DATA SECTION:

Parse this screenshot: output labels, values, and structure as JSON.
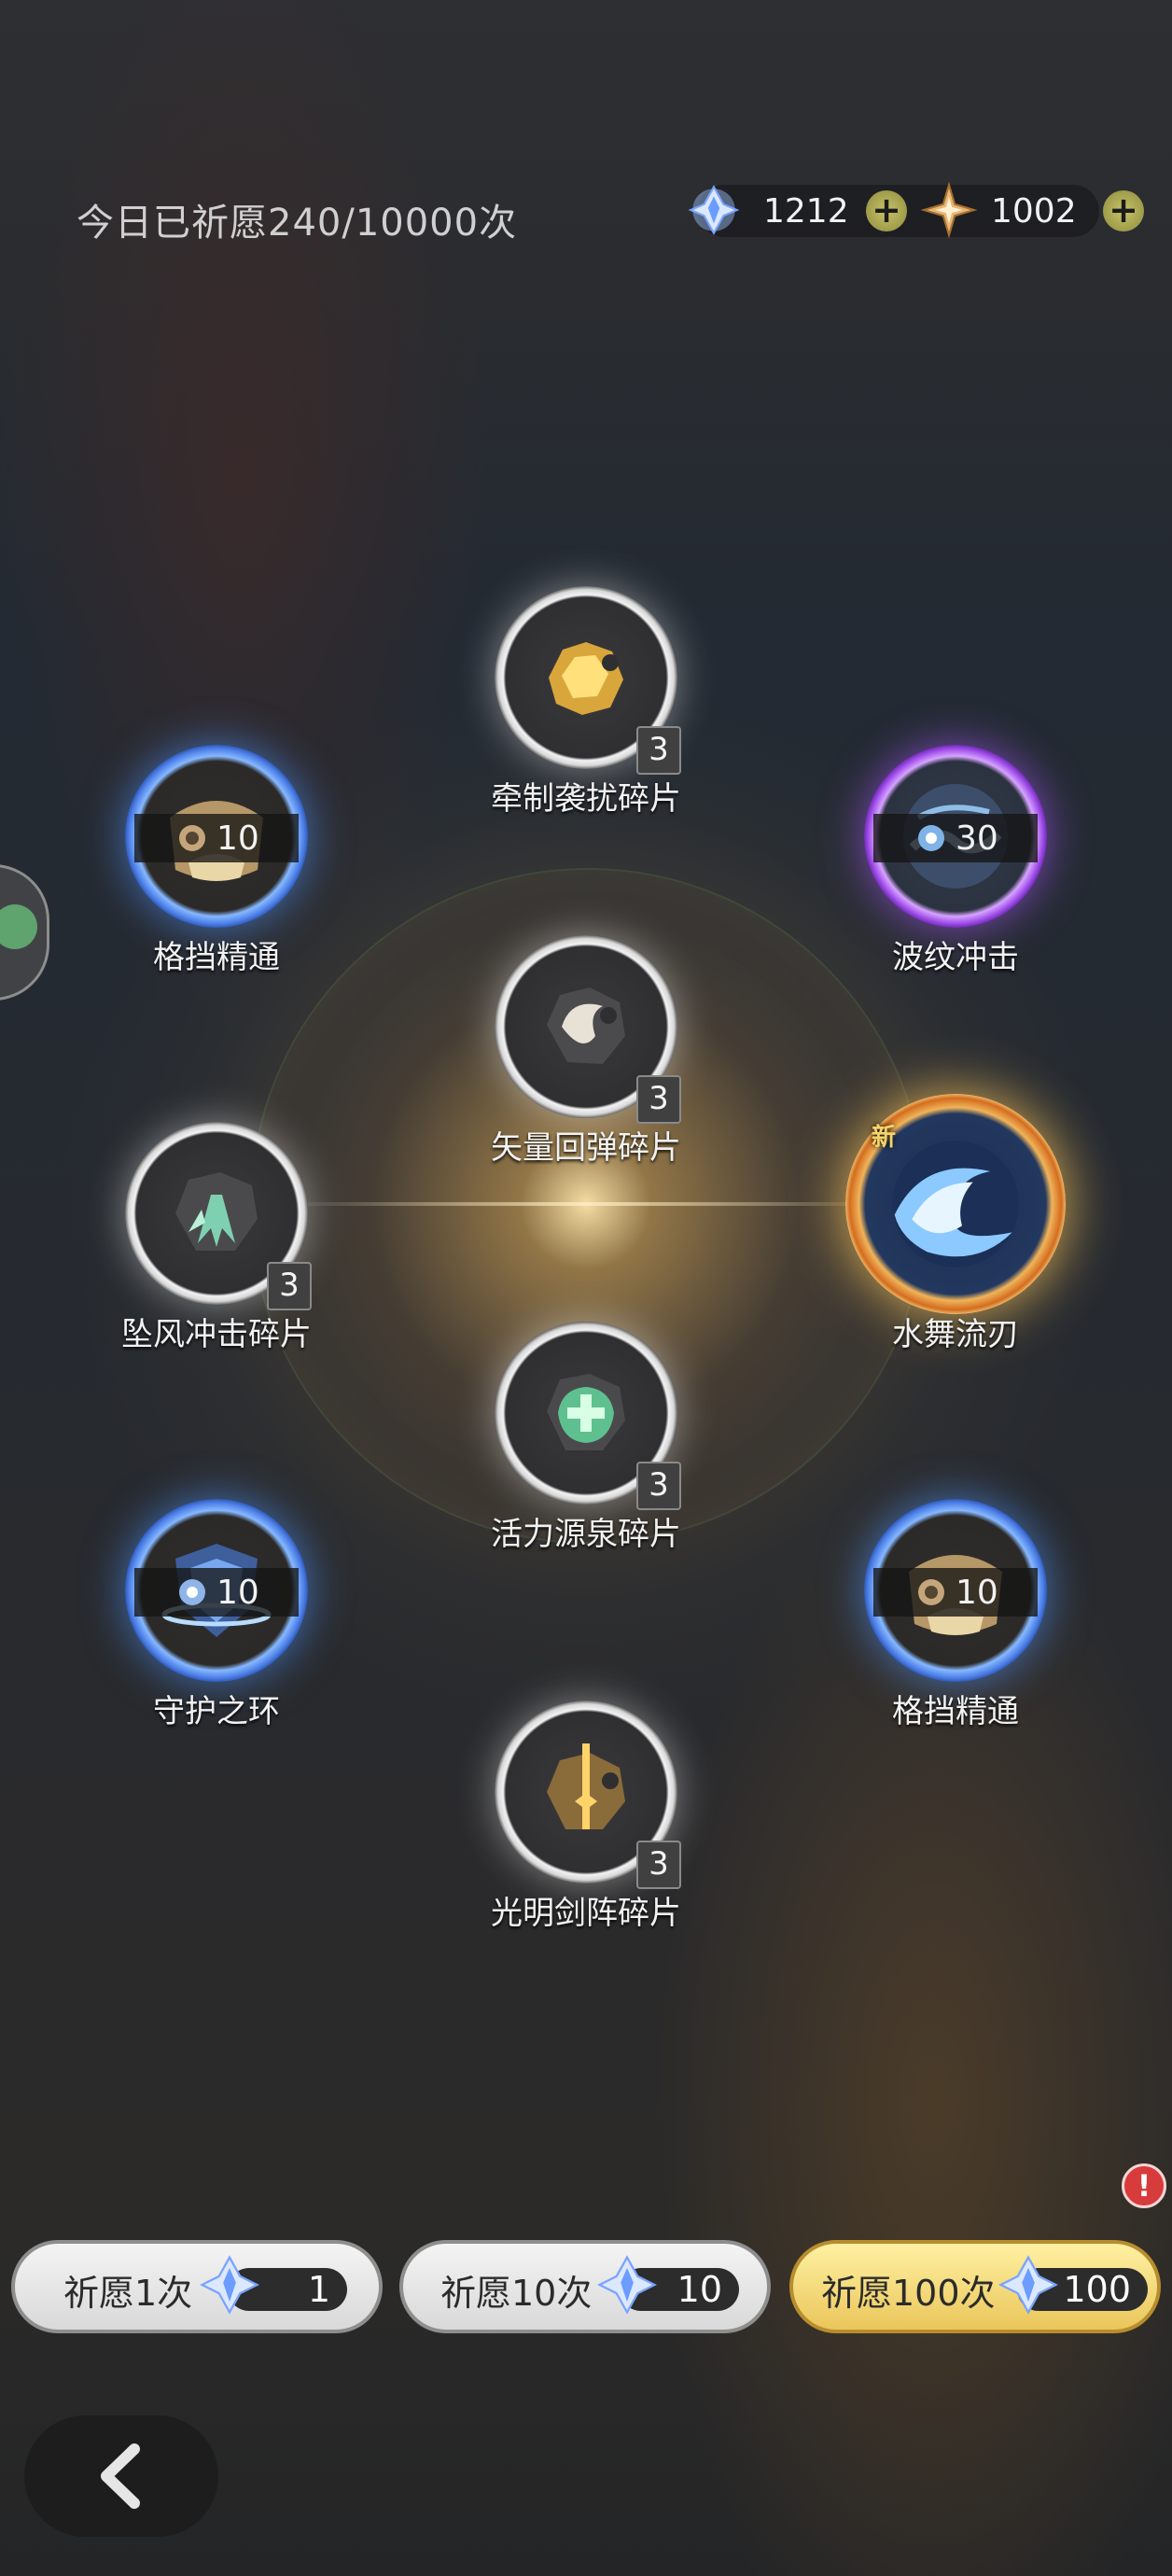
{
  "header": {
    "wish_status": "今日已祈愿240/10000次"
  },
  "currencies": [
    {
      "icon": "crystal-gem-icon",
      "amount": "1212"
    },
    {
      "icon": "star-shard-icon",
      "amount": "1002"
    }
  ],
  "rewards": {
    "top_center": {
      "name": "牵制袭扰碎片",
      "count": "3",
      "icon": "gold-fragment-icon"
    },
    "left_1": {
      "name": "格挡精通",
      "level": "10",
      "icon": "block-mastery-icon"
    },
    "right_1": {
      "name": "波纹冲击",
      "level": "30",
      "icon": "ripple-strike-icon"
    },
    "center_2": {
      "name": "矢量回弹碎片",
      "count": "3",
      "icon": "silver-fragment-icon"
    },
    "left_2": {
      "name": "坠风冲击碎片",
      "count": "3",
      "icon": "wind-fragment-icon"
    },
    "right_2": {
      "name": "水舞流刃",
      "badge": "新",
      "icon": "water-wave-icon"
    },
    "center_3": {
      "name": "活力源泉碎片",
      "count": "3",
      "icon": "green-cross-fragment-icon"
    },
    "left_3": {
      "name": "守护之环",
      "level": "10",
      "icon": "guard-ring-shield-icon"
    },
    "right_3": {
      "name": "格挡精通",
      "level": "10",
      "icon": "block-mastery-icon"
    },
    "bottom_center": {
      "name": "光明剑阵碎片",
      "count": "3",
      "icon": "sword-fragment-icon"
    }
  },
  "wish_buttons": [
    {
      "label": "祈愿1次",
      "cost": "1",
      "style": "grey"
    },
    {
      "label": "祈愿10次",
      "cost": "10",
      "style": "grey"
    },
    {
      "label": "祈愿100次",
      "cost": "100",
      "style": "gold"
    }
  ],
  "alert_badge": "!",
  "colors": {
    "white_ring": "#f2f2f2",
    "blue_ring": "#4a7ce6",
    "purple_ring": "#9a46e6",
    "gold_ring": "#d46d1f",
    "gold_button": "#eac65a"
  }
}
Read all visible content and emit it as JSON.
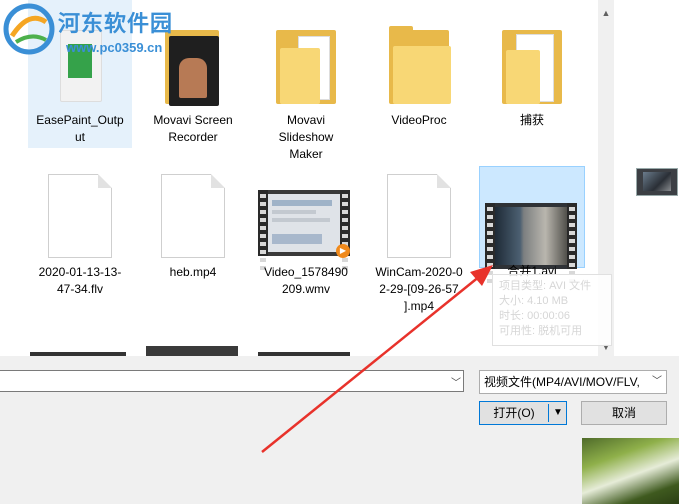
{
  "watermark": {
    "title": "河东软件园",
    "url": "www.pc0359.cn"
  },
  "files_row1": [
    {
      "label": "EasePaint_Output",
      "label_lines": [
        "EasePaint_Outp",
        "ut"
      ],
      "kind": "folder-media"
    },
    {
      "label": "Movavi Screen Recorder",
      "label_lines": [
        "Movavi Screen",
        "Recorder"
      ],
      "kind": "folder-photo"
    },
    {
      "label": "Movavi Slideshow Maker",
      "label_lines": [
        "Movavi",
        "Slideshow",
        "Maker"
      ],
      "kind": "folder-doc"
    },
    {
      "label": "VideoProc",
      "label_lines": [
        "VideoProc"
      ],
      "kind": "folder"
    },
    {
      "label": "捕获",
      "label_lines": [
        "捕获"
      ],
      "kind": "folder-doc"
    }
  ],
  "files_row2": [
    {
      "label": "2020-01-13-13-47-34.flv",
      "label_lines": [
        "2020-01-13-13-",
        "47-34.flv"
      ],
      "kind": "doc"
    },
    {
      "label": "heb.mp4",
      "label_lines": [
        "heb.mp4"
      ],
      "kind": "doc"
    },
    {
      "label": "Video_1578490209.wmv",
      "label_lines": [
        "Video_1578490",
        "209.wmv"
      ],
      "kind": "video"
    },
    {
      "label": "WinCam-2020-02-29-[09-26-57].mp4",
      "label_lines": [
        "WinCam-2020-0",
        "2-29-[09-26-57",
        "].mp4"
      ],
      "kind": "doc"
    },
    {
      "label": "合并1.avi",
      "label_lines": [
        "合并1.avi"
      ],
      "kind": "video-selected"
    }
  ],
  "tooltip": {
    "line1": "项目类型: AVI 文件",
    "line2": "大小: 4.10 MB",
    "line3": "时长: 00:00:06",
    "line4": "可用性: 脱机可用"
  },
  "bottom": {
    "filename_value": "",
    "filetype_value": "视频文件(MP4/AVI/MOV/FLV,",
    "open_label": "打开(O)",
    "cancel_label": "取消"
  },
  "colors": {
    "selection": "#cce8ff",
    "selection_border": "#99d1ff",
    "accent": "#0078d7",
    "annotation_arrow": "#e8322b"
  }
}
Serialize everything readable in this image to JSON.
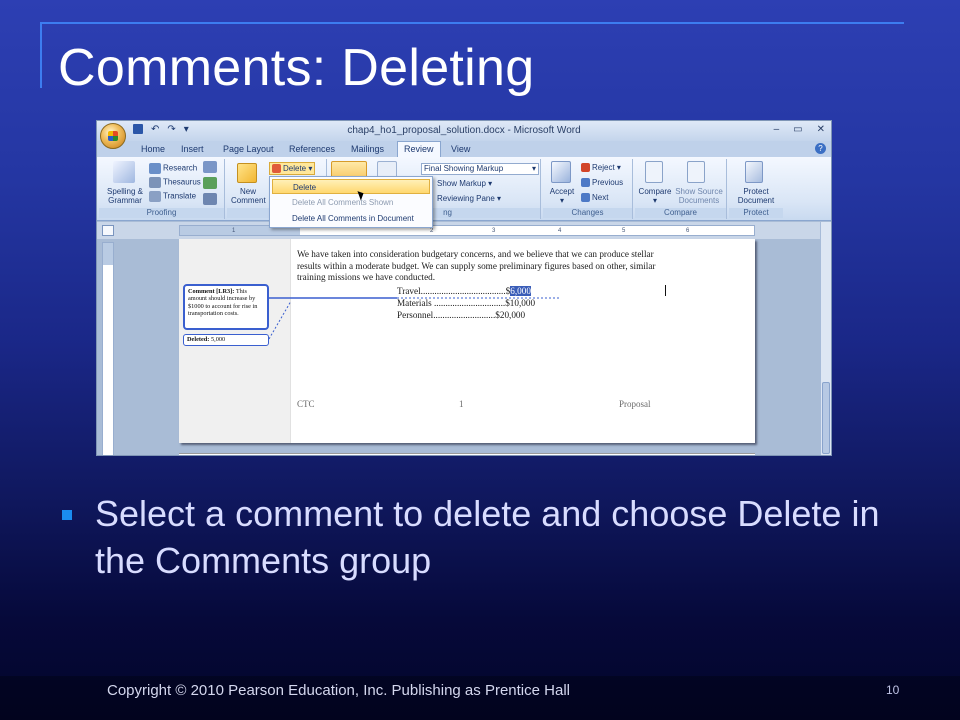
{
  "slide": {
    "title": "Comments: Deleting",
    "bullet": "Select a comment to delete and choose Delete in the Comments group",
    "copyright": "Copyright © 2010 Pearson Education, Inc.  Publishing as Prentice Hall",
    "page_number": "10"
  },
  "word": {
    "window_title": "chap4_ho1_proposal_solution.docx - Microsoft Word",
    "tabs": [
      "Home",
      "Insert",
      "Page Layout",
      "References",
      "Mailings",
      "Review",
      "View"
    ],
    "active_tab": "Review",
    "ribbon": {
      "proofing": {
        "spelling": "Spelling &",
        "grammar": "Grammar",
        "research": "Research",
        "thesaurus": "Thesaurus",
        "translate": "Translate",
        "label": "Proofing"
      },
      "comments": {
        "new_comment_1": "New",
        "new_comment_2": "Comment",
        "delete": "Delete",
        "label": "Co"
      },
      "tracking": {
        "markup_select": "Final Showing Markup",
        "show_markup": "Show Markup",
        "reviewing_pane": "Reviewing Pane",
        "label": "ng"
      },
      "changes": {
        "accept": "Accept",
        "reject": "Reject",
        "previous": "Previous",
        "next": "Next",
        "label": "Changes"
      },
      "compare": {
        "compare": "Compare",
        "show_source_1": "Show Source",
        "show_source_2": "Documents",
        "label": "Compare"
      },
      "protect": {
        "protect_1": "Protect",
        "protect_2": "Document",
        "label": "Protect"
      }
    },
    "delete_menu": {
      "items": [
        "Delete",
        "Delete All Comments Shown",
        "Delete All Comments in Document"
      ]
    },
    "document": {
      "paragraph": "We have taken into consideration budgetary concerns, and we believe that we can produce stellar results within a moderate budget. We can supply some preliminary figures based on other, similar training missions we have conducted.",
      "lines": [
        {
          "label": "Travel.....................................",
          "value_prefix": "$",
          "value_selected": "6,000"
        },
        {
          "label": "Materials ...............................",
          "value": "$10,000"
        },
        {
          "label": "Personnel...........................",
          "value": "$20,000"
        }
      ],
      "comment": {
        "heading": "Comment [LR3]:",
        "text": "This amount should increase by $1000 to account for rise in transportation costs."
      },
      "deleted": {
        "label": "Deleted:",
        "value": "5,000"
      },
      "footer": {
        "left": "CTC",
        "center": "1",
        "right": "Proposal"
      }
    },
    "ruler_ticks": [
      "1",
      "2",
      "3",
      "4",
      "5",
      "6"
    ]
  }
}
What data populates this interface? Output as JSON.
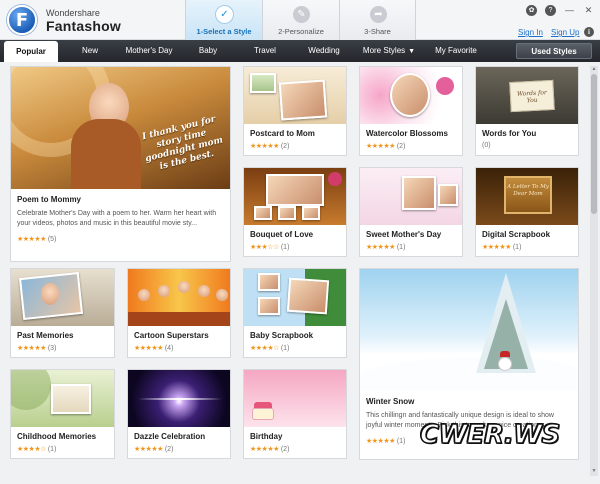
{
  "app": {
    "vendor": "Wondershare",
    "name": "Fantashow",
    "logo_letter": "F"
  },
  "steps": [
    {
      "label": "1-Select a Style",
      "icon": "check-icon",
      "glyph": "✓",
      "active": true
    },
    {
      "label": "2-Personalize",
      "icon": "pencil-icon",
      "glyph": "✎",
      "active": false
    },
    {
      "label": "3-Share",
      "icon": "share-arrow-icon",
      "glyph": "➦",
      "active": false
    }
  ],
  "window": {
    "skin_glyph": "✿",
    "help_glyph": "?",
    "min_glyph": "—",
    "close_glyph": "✕",
    "info_glyph": "i"
  },
  "account": {
    "sign_in": "Sign In",
    "sign_up": "Sign Up"
  },
  "nav": {
    "tabs": [
      "Popular",
      "New",
      "Mother's Day",
      "Baby",
      "Travel",
      "Wedding",
      "More Styles",
      "My Favorite"
    ],
    "more_caret": "▼",
    "used_styles": "Used Styles"
  },
  "cards": [
    {
      "title": "Poem to Mommy",
      "desc": "Celebrate Mother's Day with a poem to her. Warm her heart with your videos, photos and music in this beautiful movie sty...",
      "stars": "★★★★★",
      "count": "(5)",
      "overlay": "I thank you for story time goodnight mom is the best."
    },
    {
      "title": "Postcard to Mom",
      "stars": "★★★★★",
      "count": "(2)"
    },
    {
      "title": "Watercolor Blossoms",
      "stars": "★★★★★",
      "count": "(2)"
    },
    {
      "title": "Words for You",
      "stars": "",
      "count": "(0)",
      "overlay": "Words for You"
    },
    {
      "title": "Bouquet of Love",
      "stars": "★★★☆☆",
      "count": "(1)"
    },
    {
      "title": "Sweet Mother's Day",
      "stars": "★★★★★",
      "count": "(1)"
    },
    {
      "title": "Digital Scrapbook",
      "stars": "★★★★★",
      "count": "(1)",
      "overlay": "A Letter To My Dear Mom"
    },
    {
      "title": "Past Memories",
      "stars": "★★★★★",
      "count": "(3)"
    },
    {
      "title": "Cartoon Superstars",
      "stars": "★★★★★",
      "count": "(4)"
    },
    {
      "title": "Baby Scrapbook",
      "stars": "★★★★☆",
      "count": "(1)"
    },
    {
      "title": "Winter Snow",
      "desc": "This chillingn and fantastically unique design is ideal to show joyful winter moments. Pick this to make a nice creation n...",
      "stars": "★★★★★",
      "count": "(1)"
    },
    {
      "title": "Childhood Memories",
      "stars": "★★★★☆",
      "count": "(1)"
    },
    {
      "title": "Dazzle Celebration",
      "stars": "★★★★★",
      "count": "(2)"
    },
    {
      "title": "Birthday",
      "stars": "★★★★★",
      "count": "(2)"
    }
  ],
  "watermark": "CWER.WS",
  "colors": {
    "accent": "#1a8fd6",
    "nav_bg": "#2b2e33",
    "star": "#f0961e",
    "link": "#1a6fc9"
  }
}
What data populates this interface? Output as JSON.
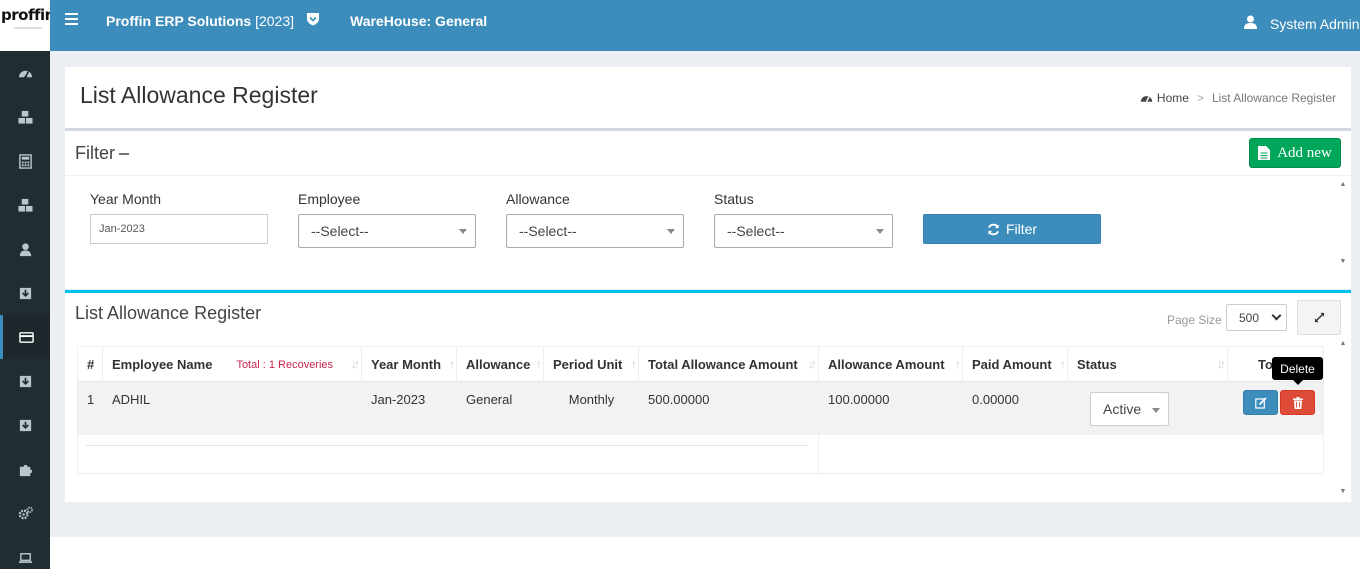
{
  "header": {
    "logo_text": "proffin",
    "app_name": "Proffin ERP Solutions",
    "app_year": "[2023]",
    "warehouse": "WareHouse: General",
    "user": "System Admin"
  },
  "sidebar": {
    "items": [
      {
        "icon": "dashboard-icon"
      },
      {
        "icon": "cubes-icon"
      },
      {
        "icon": "calculator-icon"
      },
      {
        "icon": "cubes-icon"
      },
      {
        "icon": "user-icon"
      },
      {
        "icon": "download-icon"
      },
      {
        "icon": "credit-card-icon",
        "active": true
      },
      {
        "icon": "download-icon"
      },
      {
        "icon": "download-icon"
      },
      {
        "icon": "puzzle-icon"
      },
      {
        "icon": "cogs-icon"
      },
      {
        "icon": "laptop-icon"
      }
    ]
  },
  "page": {
    "title": "List Allowance Register",
    "breadcrumb": {
      "home": "Home",
      "current": "List Allowance Register"
    }
  },
  "filter": {
    "title": "Filter",
    "add_new": "Add new",
    "year_month_label": "Year Month",
    "year_month_value": "Jan-2023",
    "employee_label": "Employee",
    "employee_value": "--Select--",
    "allowance_label": "Allowance",
    "allowance_value": "--Select--",
    "status_label": "Status",
    "status_value": "--Select--",
    "filter_button": "Filter"
  },
  "list": {
    "title": "List Allowance Register",
    "page_size_label": "Page Size",
    "page_size_value": "500",
    "columns": {
      "num": "#",
      "employee": "Employee Name",
      "total_note": "Total : 1 Recoveries",
      "year_month": "Year Month",
      "allowance": "Allowance",
      "period_unit": "Period Unit",
      "total_amount": "Total Allowance Amount",
      "allowance_amount": "Allowance Amount",
      "paid_amount": "Paid Amount",
      "status": "Status",
      "tools": "To"
    },
    "rows": [
      {
        "num": "1",
        "employee": "ADHIL",
        "year_month": "Jan-2023",
        "allowance": "General",
        "period_unit": "Monthly",
        "total_amount": "500.00000",
        "allowance_amount": "100.00000",
        "paid_amount": "0.00000",
        "status": "Active"
      }
    ],
    "tooltip": "Delete"
  },
  "colors": {
    "header": "#3c8dbc",
    "sidebar": "#222d32",
    "success": "#00a65a",
    "danger": "#dd4b39",
    "info_border": "#00c0ef"
  }
}
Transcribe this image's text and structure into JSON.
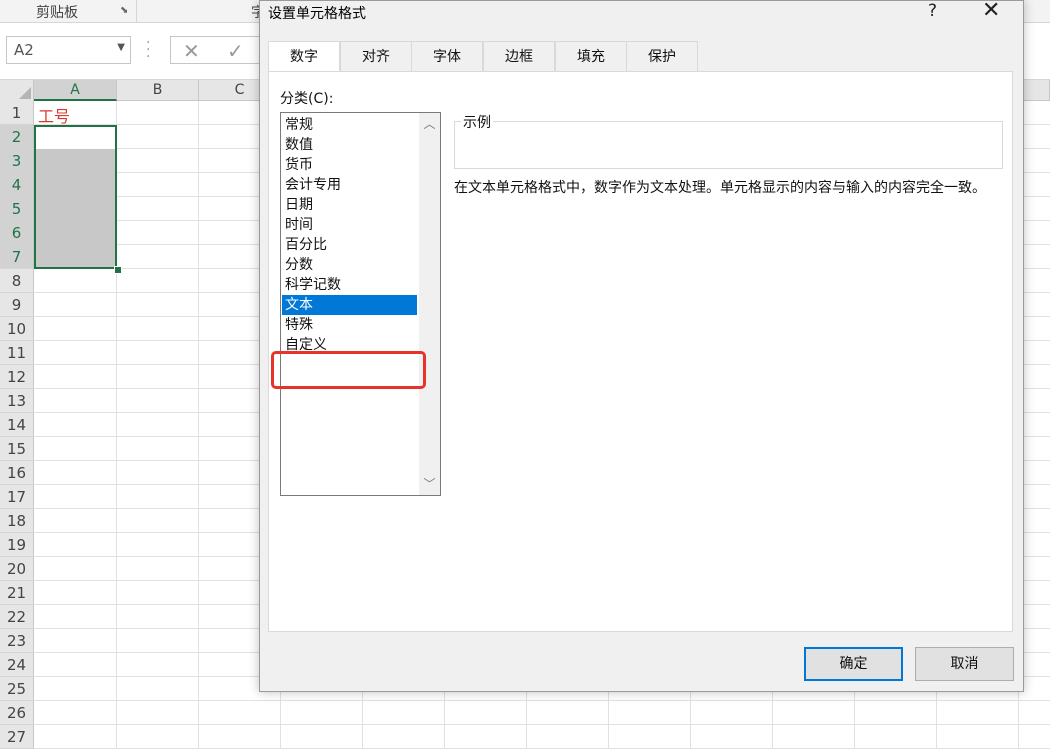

STATED EXERCISE: Give the count of lines in the data above that hold the string "desc", with no additional words.

ANSWER TO THIS PROBLEM: 2